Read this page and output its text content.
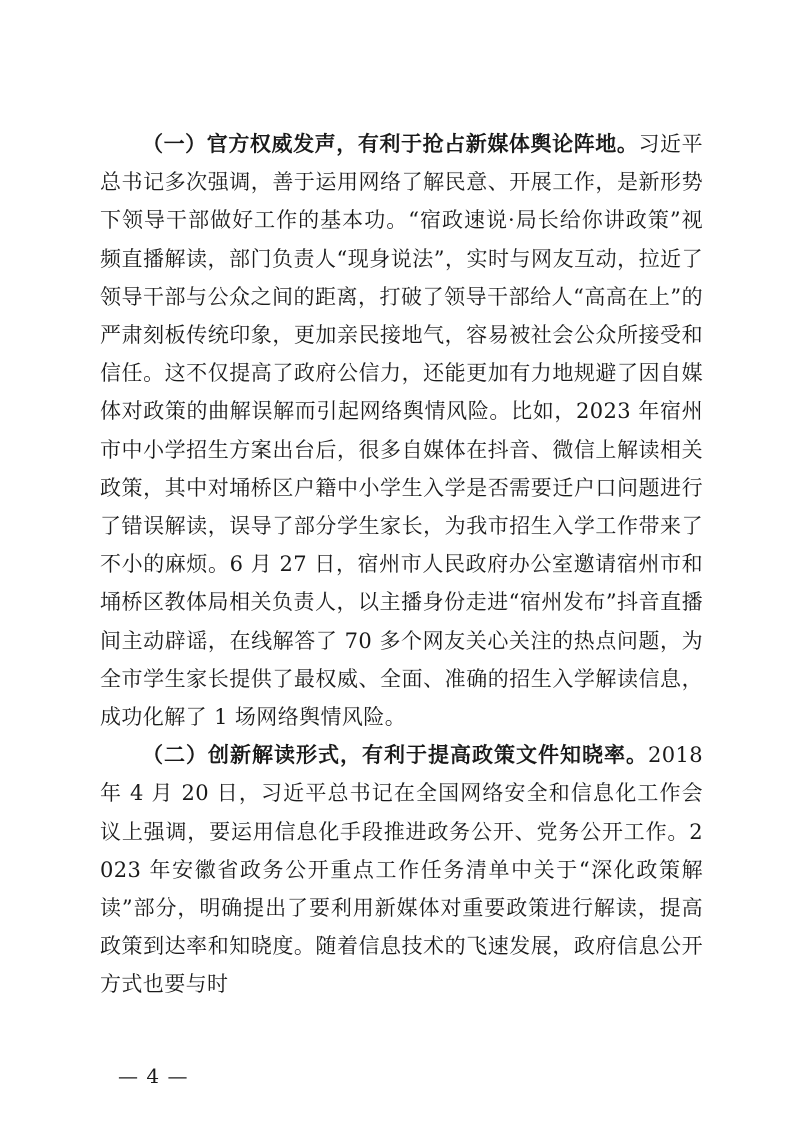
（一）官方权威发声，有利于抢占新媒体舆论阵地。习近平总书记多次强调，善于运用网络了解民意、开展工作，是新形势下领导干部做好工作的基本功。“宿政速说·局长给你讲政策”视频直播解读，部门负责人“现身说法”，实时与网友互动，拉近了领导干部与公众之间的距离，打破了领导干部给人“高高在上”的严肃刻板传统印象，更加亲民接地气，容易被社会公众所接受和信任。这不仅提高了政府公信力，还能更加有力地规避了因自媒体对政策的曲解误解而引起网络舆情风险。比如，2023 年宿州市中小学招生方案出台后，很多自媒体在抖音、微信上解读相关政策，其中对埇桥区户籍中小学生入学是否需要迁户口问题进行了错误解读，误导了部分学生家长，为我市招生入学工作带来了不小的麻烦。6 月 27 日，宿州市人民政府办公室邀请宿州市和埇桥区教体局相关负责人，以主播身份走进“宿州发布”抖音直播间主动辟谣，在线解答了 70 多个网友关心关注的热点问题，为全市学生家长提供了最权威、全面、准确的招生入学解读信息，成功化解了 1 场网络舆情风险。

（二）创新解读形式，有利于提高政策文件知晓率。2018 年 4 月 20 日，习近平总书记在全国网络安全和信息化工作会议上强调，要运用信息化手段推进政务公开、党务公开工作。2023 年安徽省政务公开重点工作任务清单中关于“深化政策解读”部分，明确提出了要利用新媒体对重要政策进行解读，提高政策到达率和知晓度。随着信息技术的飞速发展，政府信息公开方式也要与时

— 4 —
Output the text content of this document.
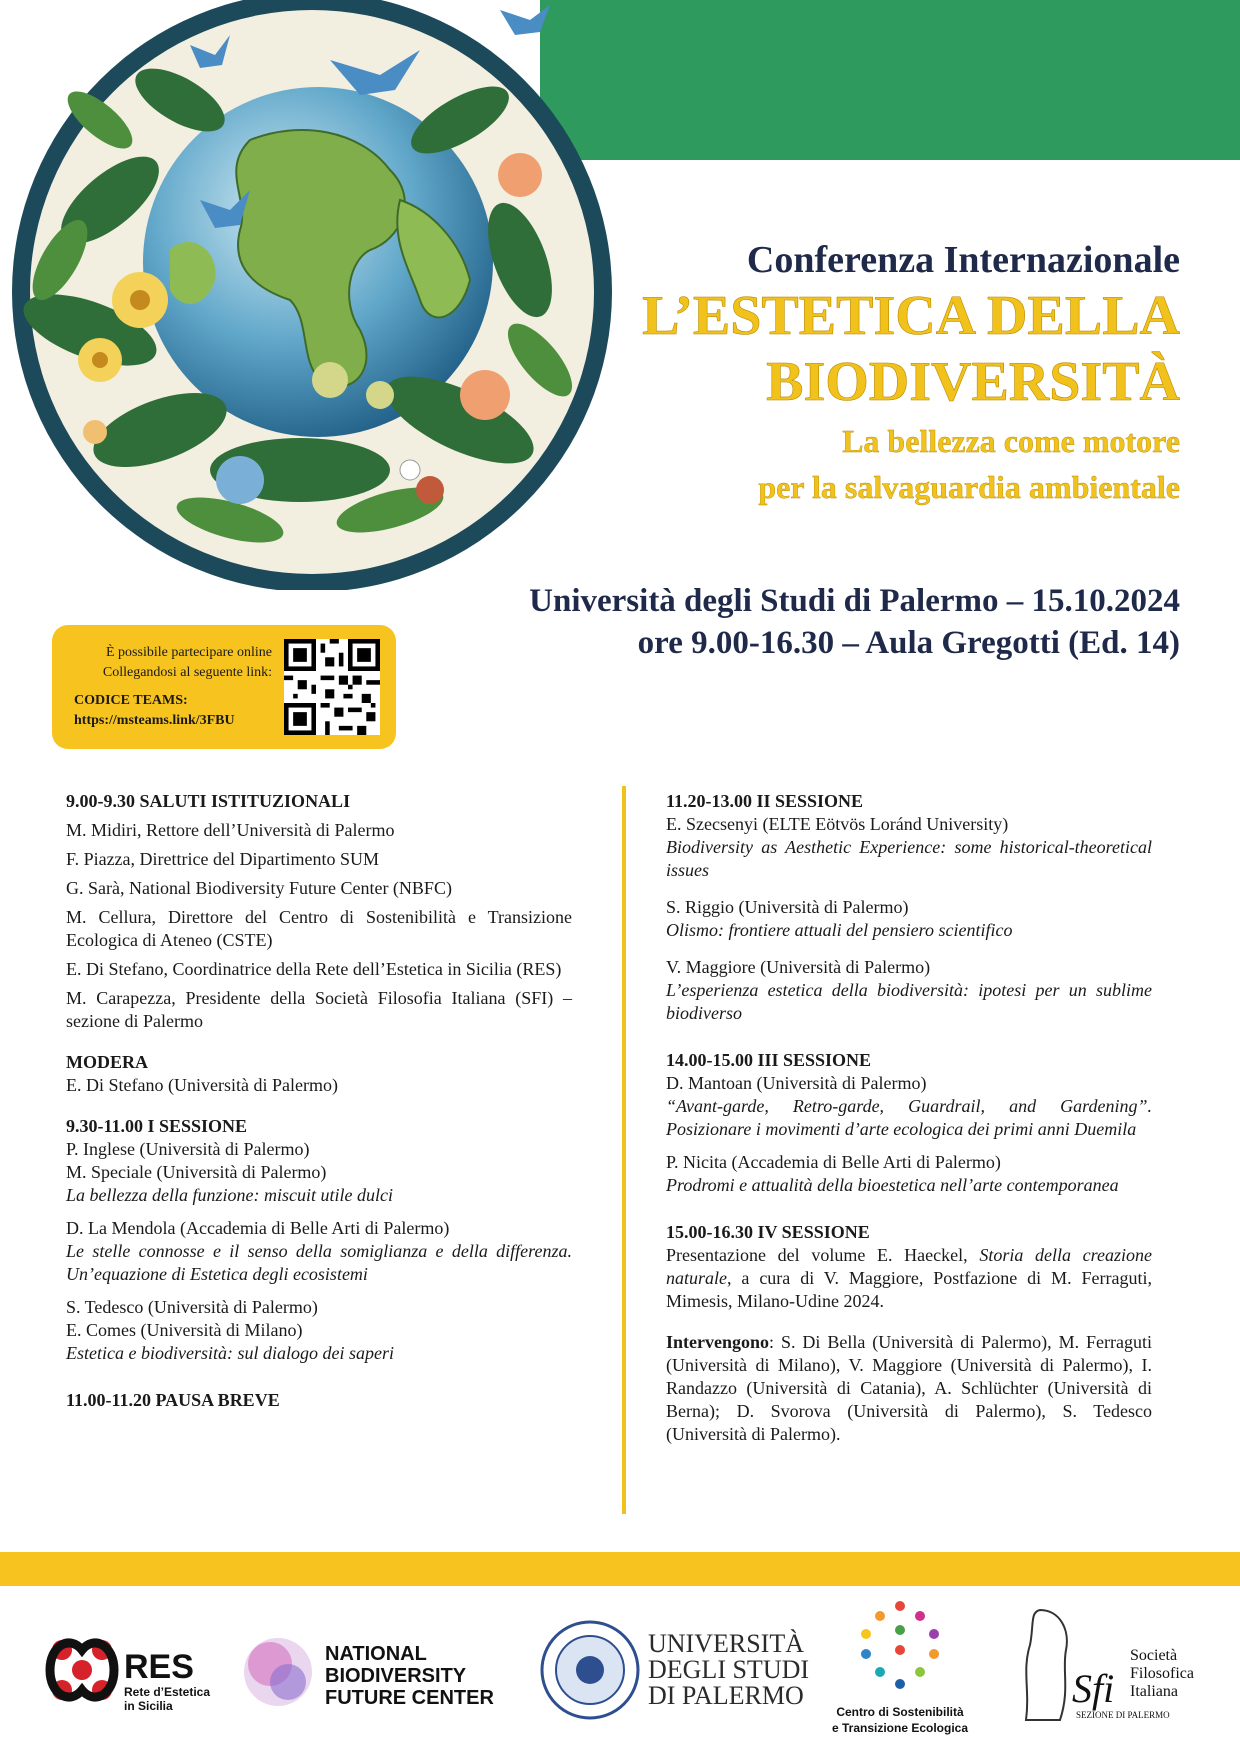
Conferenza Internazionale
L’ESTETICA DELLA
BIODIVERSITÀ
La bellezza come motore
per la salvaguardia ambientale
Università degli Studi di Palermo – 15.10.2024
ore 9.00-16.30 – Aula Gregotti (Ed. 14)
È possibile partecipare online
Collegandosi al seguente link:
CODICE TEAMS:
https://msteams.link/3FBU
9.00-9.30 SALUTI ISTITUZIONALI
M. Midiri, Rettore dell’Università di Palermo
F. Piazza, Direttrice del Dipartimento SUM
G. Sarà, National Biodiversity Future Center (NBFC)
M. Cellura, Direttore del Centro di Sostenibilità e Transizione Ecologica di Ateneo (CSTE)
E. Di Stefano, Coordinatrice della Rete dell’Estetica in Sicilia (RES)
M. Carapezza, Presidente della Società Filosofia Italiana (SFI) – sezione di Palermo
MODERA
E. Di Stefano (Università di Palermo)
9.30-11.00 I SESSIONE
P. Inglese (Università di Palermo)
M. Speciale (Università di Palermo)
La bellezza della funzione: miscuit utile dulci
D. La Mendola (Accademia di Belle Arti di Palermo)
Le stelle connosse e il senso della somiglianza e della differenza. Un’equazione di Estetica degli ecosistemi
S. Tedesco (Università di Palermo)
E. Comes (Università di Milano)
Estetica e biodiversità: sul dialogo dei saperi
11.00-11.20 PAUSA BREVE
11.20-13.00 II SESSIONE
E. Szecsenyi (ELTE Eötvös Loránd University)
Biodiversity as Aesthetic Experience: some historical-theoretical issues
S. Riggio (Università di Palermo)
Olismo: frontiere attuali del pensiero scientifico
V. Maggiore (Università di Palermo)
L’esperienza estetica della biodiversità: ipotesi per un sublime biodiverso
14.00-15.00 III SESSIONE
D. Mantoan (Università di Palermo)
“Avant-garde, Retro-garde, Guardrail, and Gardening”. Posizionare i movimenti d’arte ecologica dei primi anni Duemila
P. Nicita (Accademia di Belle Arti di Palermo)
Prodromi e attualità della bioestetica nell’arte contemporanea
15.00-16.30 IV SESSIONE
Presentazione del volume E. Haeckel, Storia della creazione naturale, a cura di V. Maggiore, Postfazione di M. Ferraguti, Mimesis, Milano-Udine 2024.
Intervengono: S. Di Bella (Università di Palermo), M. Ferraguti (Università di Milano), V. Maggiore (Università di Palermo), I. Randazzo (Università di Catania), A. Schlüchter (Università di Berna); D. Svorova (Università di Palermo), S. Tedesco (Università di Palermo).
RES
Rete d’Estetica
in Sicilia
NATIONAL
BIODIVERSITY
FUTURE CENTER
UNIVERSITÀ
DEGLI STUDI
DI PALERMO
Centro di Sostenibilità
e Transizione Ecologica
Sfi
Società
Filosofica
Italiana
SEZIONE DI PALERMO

**Task objective**
All of the lines above should be printed exactly, minus the pictures.

**Response to the exercise**
Read this page and output its text content.
（一）官方权威发声，有利于抢占新媒体舆论阵地。习近平总书记多次强调，善于运用网络了解民意、开展工作，是新形势下领导干部做好工作的基本功。“宿政速说·局长给你讲政策”视频直播解读，部门负责人“现身说法”，实时与网友互动，拉近了领导干部与公众之间的距离，打破了领导干部给人“高高在上”的严肃刻板传统印象，更加亲民接地气，容易被社会公众所接受和信任。这不仅提高了政府公信力，还能更加有力地规避了因自媒体对政策的曲解误解而引起网络舆情风险。比如，2023 年宿州市中小学招生方案出台后，很多自媒体在抖音、微信上解读相关政策，其中对埇桥区户籍中小学生入学是否需要迁户口问题进行了错误解读，误导了部分学生家长，为我市招生入学工作带来了不小的麻烦。6 月 27 日，宿州市人民政府办公室邀请宿州市和埇桥区教体局相关负责人，以主播身份走进“宿州发布”抖音直播间主动辟谣，在线解答了 70 多个网友关心关注的热点问题，为全市学生家长提供了最权威、全面、准确的招生入学解读信息，成功化解了 1 场网络舆情风险。

（二）创新解读形式，有利于提高政策文件知晓率。2018 年 4 月 20 日，习近平总书记在全国网络安全和信息化工作会议上强调，要运用信息化手段推进政务公开、党务公开工作。2023 年安徽省政务公开重点工作任务清单中关于“深化政策解读”部分，明确提出了要利用新媒体对重要政策进行解读，提高政策到达率和知晓度。随着信息技术的飞速发展，政府信息公开方式也要与时

— 4 —
Output the text content of this document.
Conferenza Internazionale
L’ESTETICA DELLA
BIODIVERSITÀ
La bellezza come motore
per la salvaguardia ambientale
Università degli Studi di Palermo – 15.10.2024
ore 9.00-16.30 – Aula Gregotti (Ed. 14)
È possibile partecipare online
Collegandosi al seguente link:
CODICE TEAMS:
https://msteams.link/3FBU
9.00-9.30 SALUTI ISTITUZIONALI
M. Midiri, Rettore dell’Università di Palermo
F. Piazza, Direttrice del Dipartimento SUM
G. Sarà, National Biodiversity Future Center (NBFC)
M. Cellura, Direttore del Centro di Sostenibilità e Transizione Ecologica di Ateneo (CSTE)
E. Di Stefano, Coordinatrice della Rete dell’Estetica in Sicilia (RES)
M. Carapezza, Presidente della Società Filosofia Italiana (SFI) – sezione di Palermo
MODERA
E. Di Stefano (Università di Palermo)
9.30-11.00 I SESSIONE
P. Inglese (Università di Palermo)
M. Speciale (Università di Palermo)
La bellezza della funzione: miscuit utile dulci
D. La Mendola (Accademia di Belle Arti di Palermo)
Le stelle connosse e il senso della somiglianza e della differenza. Un’equazione di Estetica degli ecosistemi
S. Tedesco (Università di Palermo)
E. Comes (Università di Milano)
Estetica e biodiversità: sul dialogo dei saperi
11.00-11.20 PAUSA BREVE
11.20-13.00 II SESSIONE
E. Szecsenyi (ELTE Eötvös Loránd University)
Biodiversity as Aesthetic Experience: some historical-theoretical issues
S. Riggio (Università di Palermo)
Olismo: frontiere attuali del pensiero scientifico
V. Maggiore (Università di Palermo)
L’esperienza estetica della biodiversità: ipotesi per un sublime biodiverso
14.00-15.00 III SESSIONE
D. Mantoan (Università di Palermo)
“Avant-garde, Retro-garde, Guardrail, and Gardening”. Posizionare i movimenti d’arte ecologica dei primi anni Duemila
P. Nicita (Accademia di Belle Arti di Palermo)
Prodromi e attualità della bioestetica nell’arte contemporanea
15.00-16.30 IV SESSIONE
Presentazione del volume E. Haeckel, Storia della creazione naturale, a cura di V. Maggiore, Postfazione di M. Ferraguti, Mimesis, Milano-Udine 2024.
Intervengono: S. Di Bella (Università di Palermo), M. Ferraguti (Università di Milano), V. Maggiore (Università di Palermo), I. Randazzo (Università di Catania), A. Schlüchter (Università di Berna); D. Svorova (Università di Palermo), S. Tedesco (Università di Palermo).
RES
Rete d’Estetica
in Sicilia
NATIONAL
BIODIVERSITY
FUTURE CENTER
UNIVERSITÀ
DEGLI STUDI
DI PALERMO
Centro di Sostenibilità
e Transizione Ecologica
Sfi
Società
Filosofica
Italiana
SEZIONE DI PALERMO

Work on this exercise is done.